** Do this **
From the listing below, return each line that includes "Закона".

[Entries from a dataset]
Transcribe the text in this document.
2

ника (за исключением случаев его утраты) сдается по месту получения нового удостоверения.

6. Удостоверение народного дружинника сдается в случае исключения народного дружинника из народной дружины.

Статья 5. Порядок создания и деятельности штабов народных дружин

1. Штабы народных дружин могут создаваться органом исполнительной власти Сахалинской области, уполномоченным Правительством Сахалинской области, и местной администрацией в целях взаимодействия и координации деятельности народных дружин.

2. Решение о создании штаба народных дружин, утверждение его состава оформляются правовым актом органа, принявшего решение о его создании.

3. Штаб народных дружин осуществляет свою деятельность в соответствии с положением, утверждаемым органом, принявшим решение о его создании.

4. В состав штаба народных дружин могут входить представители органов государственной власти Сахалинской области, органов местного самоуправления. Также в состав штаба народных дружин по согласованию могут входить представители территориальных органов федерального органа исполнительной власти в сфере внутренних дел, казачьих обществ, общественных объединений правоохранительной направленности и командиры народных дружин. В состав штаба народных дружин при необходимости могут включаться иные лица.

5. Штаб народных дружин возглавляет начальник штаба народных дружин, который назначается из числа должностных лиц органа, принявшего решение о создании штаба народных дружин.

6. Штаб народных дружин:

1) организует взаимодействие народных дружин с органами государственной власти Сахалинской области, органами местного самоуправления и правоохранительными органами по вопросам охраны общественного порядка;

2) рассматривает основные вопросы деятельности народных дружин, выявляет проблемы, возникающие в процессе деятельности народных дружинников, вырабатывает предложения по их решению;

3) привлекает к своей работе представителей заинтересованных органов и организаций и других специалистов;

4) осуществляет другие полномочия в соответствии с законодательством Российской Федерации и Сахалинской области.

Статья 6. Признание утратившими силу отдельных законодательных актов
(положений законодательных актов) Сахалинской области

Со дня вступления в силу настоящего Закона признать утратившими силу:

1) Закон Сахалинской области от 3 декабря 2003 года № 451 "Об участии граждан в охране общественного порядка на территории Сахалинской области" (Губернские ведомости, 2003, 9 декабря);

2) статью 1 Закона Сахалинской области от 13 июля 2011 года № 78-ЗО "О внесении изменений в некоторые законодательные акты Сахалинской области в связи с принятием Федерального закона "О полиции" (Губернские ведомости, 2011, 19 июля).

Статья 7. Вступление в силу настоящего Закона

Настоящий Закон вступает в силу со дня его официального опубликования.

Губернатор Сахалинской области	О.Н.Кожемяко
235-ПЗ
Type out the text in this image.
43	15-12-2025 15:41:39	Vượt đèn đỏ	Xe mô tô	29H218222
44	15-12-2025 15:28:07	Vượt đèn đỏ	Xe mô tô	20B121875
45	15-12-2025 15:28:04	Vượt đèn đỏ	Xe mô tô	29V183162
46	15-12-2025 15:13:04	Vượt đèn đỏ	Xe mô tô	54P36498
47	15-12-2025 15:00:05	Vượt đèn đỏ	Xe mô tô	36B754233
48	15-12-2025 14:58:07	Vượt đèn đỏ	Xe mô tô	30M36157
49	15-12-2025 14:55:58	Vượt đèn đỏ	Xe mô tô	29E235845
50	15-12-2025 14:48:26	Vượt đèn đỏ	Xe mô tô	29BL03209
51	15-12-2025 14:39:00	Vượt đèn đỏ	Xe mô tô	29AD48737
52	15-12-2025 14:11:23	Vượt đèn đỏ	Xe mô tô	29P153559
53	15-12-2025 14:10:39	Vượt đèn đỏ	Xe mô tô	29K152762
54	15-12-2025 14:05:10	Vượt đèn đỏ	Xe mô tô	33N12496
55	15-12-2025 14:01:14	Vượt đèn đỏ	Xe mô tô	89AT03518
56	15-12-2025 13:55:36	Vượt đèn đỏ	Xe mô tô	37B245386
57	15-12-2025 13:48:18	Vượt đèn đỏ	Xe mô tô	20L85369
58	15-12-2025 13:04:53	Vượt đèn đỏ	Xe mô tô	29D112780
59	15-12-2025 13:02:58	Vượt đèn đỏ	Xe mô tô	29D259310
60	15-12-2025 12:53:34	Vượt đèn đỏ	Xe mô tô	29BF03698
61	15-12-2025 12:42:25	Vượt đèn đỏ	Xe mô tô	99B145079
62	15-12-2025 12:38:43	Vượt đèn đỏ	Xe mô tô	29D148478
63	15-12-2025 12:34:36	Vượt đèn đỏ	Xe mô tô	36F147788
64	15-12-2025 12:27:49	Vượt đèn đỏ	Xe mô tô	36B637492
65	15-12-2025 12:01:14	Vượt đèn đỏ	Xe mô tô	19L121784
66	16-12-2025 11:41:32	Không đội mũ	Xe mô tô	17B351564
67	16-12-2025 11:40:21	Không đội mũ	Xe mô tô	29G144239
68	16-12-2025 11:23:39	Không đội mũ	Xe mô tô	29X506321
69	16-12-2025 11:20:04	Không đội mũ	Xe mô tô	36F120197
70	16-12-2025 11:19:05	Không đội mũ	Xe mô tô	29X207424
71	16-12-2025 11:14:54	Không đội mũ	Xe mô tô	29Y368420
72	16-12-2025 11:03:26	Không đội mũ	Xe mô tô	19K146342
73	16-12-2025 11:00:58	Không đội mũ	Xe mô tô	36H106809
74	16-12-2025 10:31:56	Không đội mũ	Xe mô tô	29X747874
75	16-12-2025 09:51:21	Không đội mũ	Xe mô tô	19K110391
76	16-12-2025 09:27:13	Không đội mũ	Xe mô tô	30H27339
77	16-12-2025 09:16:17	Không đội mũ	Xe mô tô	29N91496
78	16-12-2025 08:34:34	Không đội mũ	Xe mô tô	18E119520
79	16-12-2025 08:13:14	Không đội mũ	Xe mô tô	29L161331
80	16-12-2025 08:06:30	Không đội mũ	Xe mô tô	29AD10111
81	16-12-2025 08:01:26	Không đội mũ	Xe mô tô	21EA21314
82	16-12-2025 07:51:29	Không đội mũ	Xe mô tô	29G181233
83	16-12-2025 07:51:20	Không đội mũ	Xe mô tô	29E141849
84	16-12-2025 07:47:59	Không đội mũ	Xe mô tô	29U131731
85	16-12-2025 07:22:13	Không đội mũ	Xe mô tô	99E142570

** Written solution **
Со дня вступления в силу настоящего Закона признать утратившими силу:
2) статью 1 Закона Сахалинской области от 13 июля 2011 года № 78-ЗО "О внесении изменений в некоторые законодательные акты Сахалинской области в связи с принятием Федерального закона "О полиции" (Губернские ведомости, 2011, 19 июля).
Статья 7. Вступление в силу настоящего Закона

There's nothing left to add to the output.